Provided material:
—————

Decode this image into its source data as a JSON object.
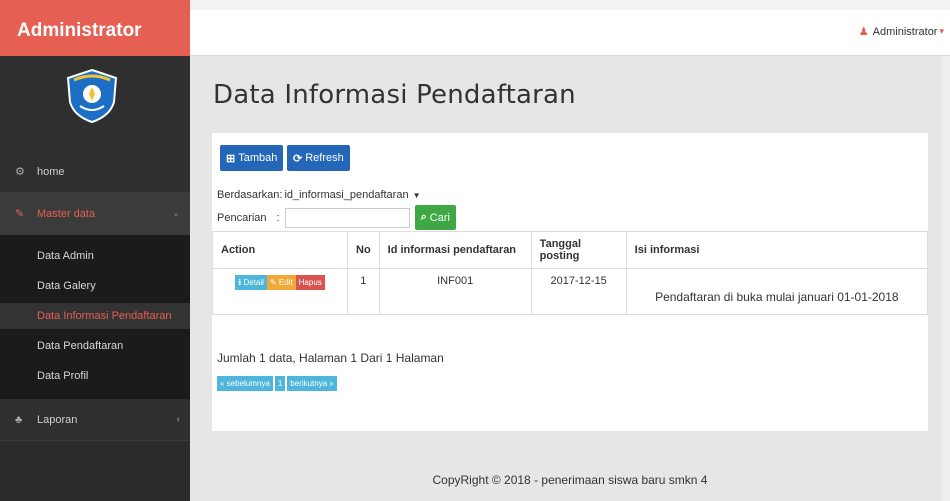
{
  "sidebar": {
    "brand": "Administrator",
    "home": "home",
    "master": "Master data",
    "subitems": [
      "Data Admin",
      "Data Galery",
      "Data Informasi Pendaftaran",
      "Data Pendaftaran",
      "Data Profil"
    ],
    "laporan": "Laporan"
  },
  "topbar": {
    "user": "Administrator"
  },
  "main": {
    "title": "Data Informasi Pendaftaran",
    "btn_add": "Tambah",
    "btn_refresh": "Refresh",
    "filter_label": "Berdasarkan:",
    "filter_value": "id_informasi_pendaftaran",
    "search_label": "Pencarian",
    "search_colon": ":",
    "search_value": "",
    "btn_search": "Cari",
    "table": {
      "headers": [
        "Action",
        "No",
        "Id informasi pendaftaran",
        "Tanggal posting",
        "Isi informasi"
      ],
      "rows": [
        {
          "no": "1",
          "id": "INF001",
          "date": "2017-12-15",
          "isi": "Pendaftaran di buka mulai januari 01-01-2018"
        }
      ],
      "actions": {
        "detail": "Detail",
        "edit": "Edit",
        "hapus": "Hapus"
      }
    },
    "summary": "Jumlah 1 data, Halaman 1 Dari 1 Halaman",
    "pager": {
      "prev": "« sebelumnya",
      "page": "1",
      "next": "berikutnya »"
    }
  },
  "footer": "CopyRight © 2018 - penerimaan siswa baru smkn 4",
  "colors": {
    "brand": "#e55f52",
    "primary": "#2466b8",
    "success": "#3fa845",
    "info": "#4db6da",
    "warning": "#f0a838",
    "danger": "#d9534f"
  }
}
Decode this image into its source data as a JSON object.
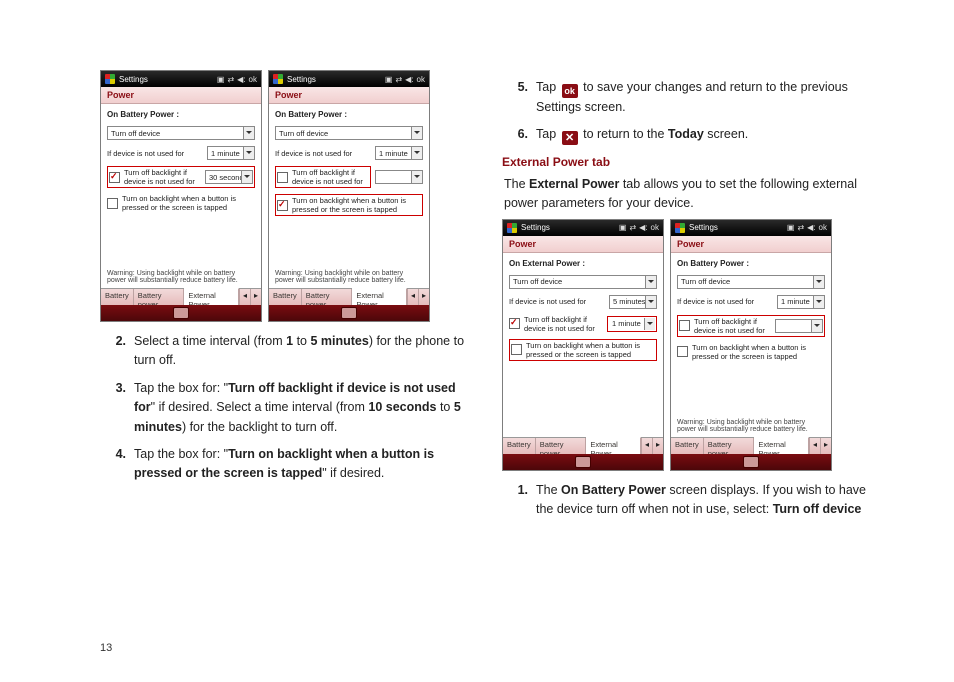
{
  "page_number": "13",
  "left_column": {
    "steps": [
      {
        "num": "2",
        "parts": [
          "Select a time interval (from ",
          "1",
          " to ",
          "5 minutes",
          ") for the phone to turn off."
        ]
      },
      {
        "num": "3",
        "parts": [
          "Tap the box for: \"",
          "Turn off backlight if device is not used for",
          "\" if desired. Select a time interval (from ",
          "10 seconds",
          " to ",
          "5 minutes",
          ") for the backlight to turn off."
        ]
      },
      {
        "num": "4",
        "parts": [
          "Tap the box for: \"",
          "Turn on backlight when a button is pressed or the screen is tapped",
          "\" if desired."
        ]
      }
    ]
  },
  "right_column": {
    "steps_a": [
      {
        "num": "5",
        "pre": "Tap ",
        "icon": "ok",
        "post": " to save your changes and return to the previous Settings screen."
      },
      {
        "num": "6",
        "pre": "Tap ",
        "icon": "x",
        "post_pre": " to return to the ",
        "post_bold": "Today",
        "post_tail": " screen."
      }
    ],
    "section_title": "External Power tab",
    "intro_pre": "The ",
    "intro_bold": "External Power",
    "intro_post": " tab allows you to set the following external power parameters for your device.",
    "steps_b": [
      {
        "num": "1",
        "pre": "The ",
        "bold1": "On Battery Power",
        "mid": " screen displays. If you wish to have the device turn off when not in use, select: ",
        "bold2": "Turn off device"
      }
    ]
  },
  "device_common": {
    "settings": "Settings",
    "power": "Power",
    "ok": "ok",
    "turn_off_device": "Turn off device",
    "if_not_used": "If device is not used for",
    "backlight_off": "Turn off backlight if device is not used for",
    "backlight_on": "Turn on backlight when a button is pressed or the screen is tapped",
    "warning": "Warning: Using backlight while on battery power will substantially reduce battery life.",
    "tabs": {
      "battery": "Battery",
      "battery_power": "Battery power",
      "external_power": "External Power"
    }
  },
  "devices_left": [
    {
      "heading": "On Battery Power :",
      "time1": "1 minute",
      "time2": "30 seconds",
      "chk1": true,
      "chk2": true,
      "chk3": false,
      "highlight": "time2_row"
    },
    {
      "heading": "On Battery Power :",
      "time1": "1 minute",
      "time2": "",
      "chk1": true,
      "chk2": false,
      "chk3": true,
      "highlight": "chk2_and_chk3"
    }
  ],
  "devices_right": [
    {
      "heading": "On External Power :",
      "time1": "5 minutes",
      "time2": "1 minute",
      "chk1": true,
      "chk2": true,
      "chk3": false,
      "highlight": "chk2_time_and_chk3"
    },
    {
      "heading": "On Battery Power :",
      "time1": "1 minute",
      "time2": "",
      "chk1": true,
      "chk2": false,
      "chk3": false,
      "highlight": "chk2_row"
    }
  ]
}
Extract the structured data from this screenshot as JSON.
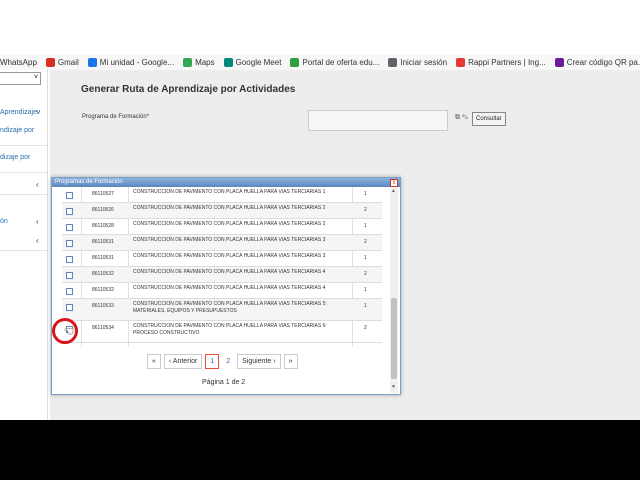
{
  "bookmarks": [
    {
      "label": "WhatsApp",
      "color": "#25d366"
    },
    {
      "label": "Gmail",
      "color": "#d93025"
    },
    {
      "label": "Mi unidad - Google...",
      "color": "#1a73e8"
    },
    {
      "label": "Maps",
      "color": "#34a853"
    },
    {
      "label": "Google Meet",
      "color": "#00897b"
    },
    {
      "label": "Portal de oferta edu...",
      "color": "#2e9e3e"
    },
    {
      "label": "Iniciar sesión",
      "color": "#5f6368"
    },
    {
      "label": "Rappi Partners | Ing...",
      "color": "#e53935"
    },
    {
      "label": "Crear código QR pa...",
      "color": "#6a1b9a"
    }
  ],
  "sidebar": {
    "items": [
      {
        "label": "Aprendizaje",
        "arrow": "˅"
      },
      {
        "label": "ndizaje por",
        "arrow": ""
      },
      {
        "label": "dizaje por",
        "arrow": ""
      },
      {
        "label": "",
        "arrow": "‹"
      },
      {
        "label": "ón",
        "arrow": "‹"
      },
      {
        "label": "",
        "arrow": "‹"
      }
    ],
    "select_chevron": "˅"
  },
  "page": {
    "title": "Generar Ruta de Aprendizaje por Actividades",
    "form_label": "Programa de Formación*",
    "form_value": "",
    "consultar_label": "Consultar",
    "icons": "⧉ ✎"
  },
  "modal": {
    "title": "Programas de Formación",
    "close_label": "x",
    "rows": [
      {
        "code": "86110527",
        "name": "CONSTRUCCION DE PAVIMENTO CON PLACA HUELLA PARA VIAS TERCIARIAS 1",
        "num": "1"
      },
      {
        "code": "86110526",
        "name": "CONSTRUCCION DE PAVIMENTO CON PLACA HUELLA PARA VIAS TERCIARIAS 2",
        "num": "2"
      },
      {
        "code": "86110528",
        "name": "CONSTRUCCION DE PAVIMENTO CON PLACA HUELLA PARA VIAS TERCIARIAS 2",
        "num": "1"
      },
      {
        "code": "86110531",
        "name": "CONSTRUCCION DE PAVIMENTO CON PLACA HUELLA PARA VIAS TERCIARIAS 3",
        "num": "2"
      },
      {
        "code": "86110531",
        "name": "CONSTRUCCION DE PAVIMENTO CON PLACA HUELLA PARA VIAS TERCIARIAS 3",
        "num": "1"
      },
      {
        "code": "86110532",
        "name": "CONSTRUCCION DE PAVIMENTO CON PLACA HUELLA PARA VIAS TERCIARIAS 4",
        "num": "2"
      },
      {
        "code": "86110532",
        "name": "CONSTRUCCION DE PAVIMENTO CON PLACA HUELLA PARA VIAS TERCIARIAS 4",
        "num": "1"
      },
      {
        "code": "86110533",
        "name": "CONSTRUCCION DE PAVIMENTO CON PLACA HUELLA PARA VIAS TERCIARIAS 5: MATERIALES, EQUIPOS Y PRESUPUESTOS",
        "num": "1"
      },
      {
        "code": "86110534",
        "name": "CONSTRUCCION DE PAVIMENTO CON PLACA HUELLA PARA VIAS TERCIARIAS 6: PROCESO CONSTRUCTIVO",
        "num": "2"
      }
    ],
    "pager": {
      "first": "«",
      "prev": "‹ Anterior",
      "pages": [
        "1",
        "2"
      ],
      "current": "1",
      "next": "Siguiente ›",
      "last": "»"
    },
    "page_info": "Página 1 de 2",
    "scroll_up": "▲",
    "scroll_down": "▼"
  },
  "colors": {
    "accent": "#2a6fb0",
    "modal_header": "#5a87bd",
    "cursor_ring": "#d9131a"
  }
}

—————

Look through the entries above for the word "highlight". Copy every line where it shows up.

      "highlight": "time2_row"
      "highlight": "chk2_and_chk3"
      "highlight": "chk2_time_and_chk3"
      "highlight": "chk2_row"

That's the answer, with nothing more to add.